:: Passage given ::

That's why you can use a while loop that will stop when the match is null

const str = 'a a a';
const re = /a/g;

while(match = re.exec(str)){
  console.log(match, ' found at : ', match.index); 
}

Upvotes: 2

Ωmega
Ωmega

Reputation: 43683

Code:

alert('a a a'.match(/(a)/g).length);

Output:

3

Upvotes: 5

Jeanne Boyarsky
Jeanne Boyarsky

Reputation: 12266

You are only matching the first a. The reason the length is two is that it is finding the first match and the parenthesized group part of the first match. In your case they are the same.

Consider this example.

var a = /b(a)/g.exec('ba ba ba ');
alert(a);

It outputs ba, a. The array length is still 2, but it is more obvious what is going on. "ba" is the full match. a is the parenthesized first grouping match.

The MDN documentation supports this - that only the first match and contained groups are returned. To find all matches, you'd use match() as stated by mVChr.

:::
:: Raw data ::

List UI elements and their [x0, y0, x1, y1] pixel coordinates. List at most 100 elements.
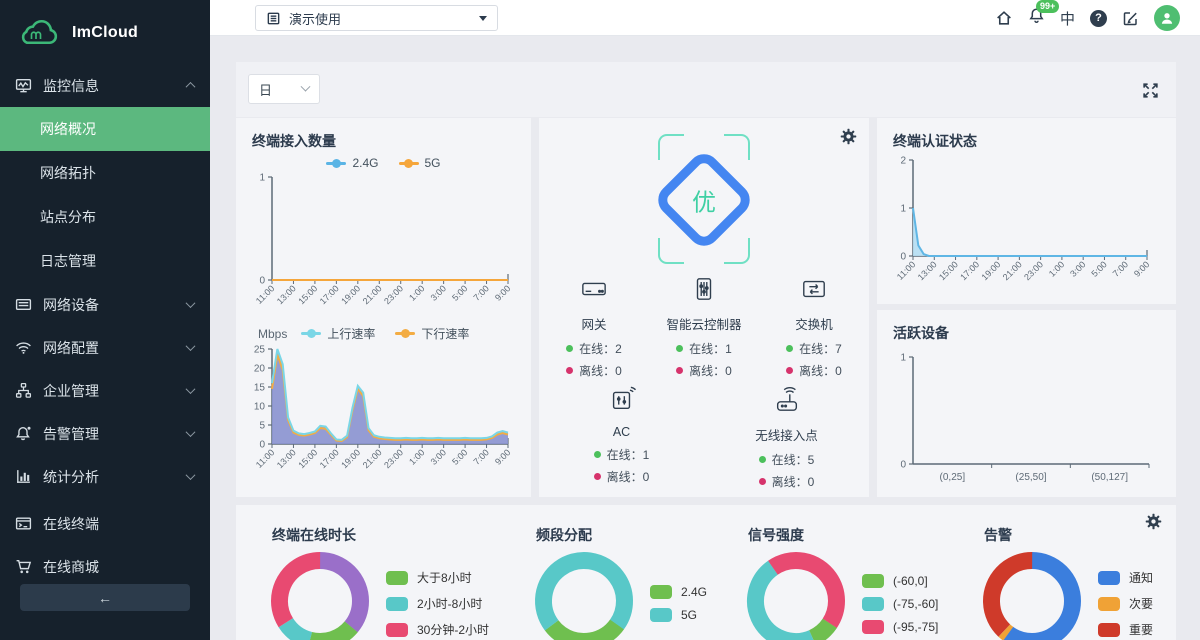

:::

**What you need to do**.
1. Say whether each statement agrees with the regex thread, answering yes or no and quoting the deciding words of the thread: (a) in the "ba ba ba" example the array length is 2; (b) in that example "a" is the full match; (c) to find all matches, the thread points to match().
2. Carry on the regex thread from where it stops.
The listing is separate material, unrelated to the regex thread.

**Final results**.
1.
(a) Yes: "The array length is still 2"
(b) No: ""ba" is the full match."
(c) Yes: "To find all matches, you'd use match() as stated by mVChr."

2.
Upvotes: 8

Andrew Cheong
Andrew Cheong

Reputation: 30293

exec() is returning only the set of captures for the first match, not the set of matches as you expect. So what you're really seeing is $0 (the entire match, "a") and $1 (the first capture)--i.e. an array of length 2. exec() meanwhile is designed so that you can call it again to get the captures for the next match. From MDN:

If your regular expression uses the "g" flag, you can use the exec method multiple times to find successive matches in the same string. When you do so, the search starts at the substring of str specified by the regular expression's lastIndex property (test will also advance the lastIndex property).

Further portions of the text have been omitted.